Stored data entries
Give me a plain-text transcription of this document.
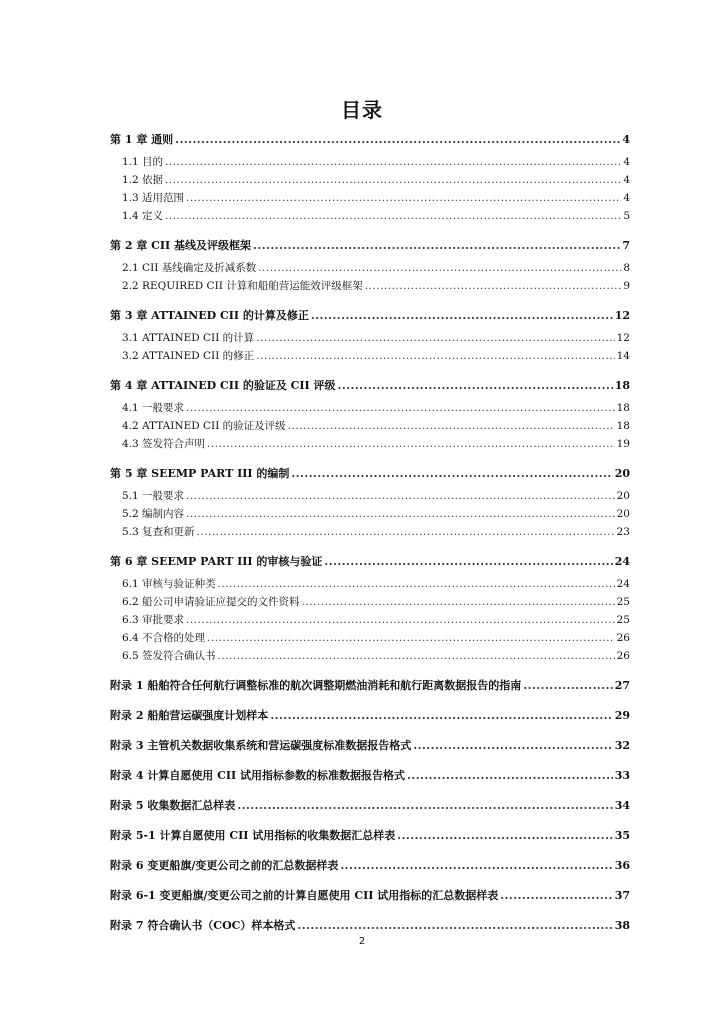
目录
第 1 章 通则 .....	4
1.1 目的 .....	4
1.2 依据 .....	4
1.3 适用范围 .....	4
1.4 定义 .....	5
第 2 章 CII 基线及评级框架 .....	7
2.1 CII 基线确定及折减系数 .....	8
2.2 REQUIRED CII 计算和船舶营运能效评级框架 .....	9
第 3 章 ATTAINED CII 的计算及修正 .....	12
3.1 ATTAINED CII 的计算 .....	12
3.2 ATTAINED CII 的修正 .....	14
第 4 章 ATTAINED CII 的验证及 CII 评级 .....	18
4.1 一般要求 .....	18
4.2 ATTAINED CII 的验证及评级 .....	18
4.3 签发符合声明 .....	19
第 5 章 SEEMP PART III 的编制 .....	20
5.1 一般要求 .....	20
5.2 编制内容 .....	20
5.3 复查和更新 .....	23
第 6 章 SEEMP PART III 的审核与验证 .....	24
6.1 审核与验证种类 .....	24
6.2 船公司申请验证应提交的文件资料 .....	25
6.3 审批要求 .....	25
6.4 不合格的处理 .....	26
6.5 签发符合确认书 .....	26
附录 1 船舶符合任何航行调整标准的航次调整期燃油消耗和航行距离数据报告的指南 .....	27
附录 2 船舶营运碳强度计划样本 .....	29
附录 3 主管机关数据收集系统和营运碳强度标准数据报告格式 .....	32
附录 4 计算自愿使用 CII 试用指标参数的标准数据报告格式 .....	33
附录 5 收集数据汇总样表 .....	34
附录 5-1 计算自愿使用 CII 试用指标的收集数据汇总样表 .....	35
附录 6 变更船旗/变更公司之前的汇总数据样表 .....	36
附录 6-1 变更船旗/变更公司之前的计算自愿使用 CII 试用指标的汇总数据样表 .....	37
附录 7 符合确认书（COC）样本格式 .....	38
2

== The problem ==
Each record should be quoted exactly, with the images omitted.

== Task output ==
Give me a plain-text transcription of this document.
目录
第 1 章 通则 .....	4
1.1 目的 .....	4
1.2 依据 .....	4
1.3 适用范围 .....	4
1.4 定义 .....	5
第 2 章 CII 基线及评级框架 .....	7
2.1 CII 基线确定及折减系数 .....	8
2.2 REQUIRED CII 计算和船舶营运能效评级框架 .....	9
第 3 章 ATTAINED CII 的计算及修正 .....	12
3.1 ATTAINED CII 的计算 .....	12
3.2 ATTAINED CII 的修正 .....	14
第 4 章 ATTAINED CII 的验证及 CII 评级 .....	18
4.1 一般要求 .....	18
4.2 ATTAINED CII 的验证及评级 .....	18
4.3 签发符合声明 .....	19
第 5 章 SEEMP PART III 的编制 .....	20
5.1 一般要求 .....	20
5.2 编制内容 .....	20
5.3 复查和更新 .....	23
第 6 章 SEEMP PART III 的审核与验证 .....	24
6.1 审核与验证种类 .....	24
6.2 船公司申请验证应提交的文件资料 .....	25
6.3 审批要求 .....	25
6.4 不合格的处理 .....	26
6.5 签发符合确认书 .....	26
附录 1 船舶符合任何航行调整标准的航次调整期燃油消耗和航行距离数据报告的指南 .....	27
附录 2 船舶营运碳强度计划样本 .....	29
附录 3 主管机关数据收集系统和营运碳强度标准数据报告格式 .....	32
附录 4 计算自愿使用 CII 试用指标参数的标准数据报告格式 .....	33
附录 5 收集数据汇总样表 .....	34
附录 5-1 计算自愿使用 CII 试用指标的收集数据汇总样表 .....	35
附录 6 变更船旗/变更公司之前的汇总数据样表 .....	36
附录 6-1 变更船旗/变更公司之前的计算自愿使用 CII 试用指标的汇总数据样表 .....	37
附录 7 符合确认书（COC）样本格式 .....	38
2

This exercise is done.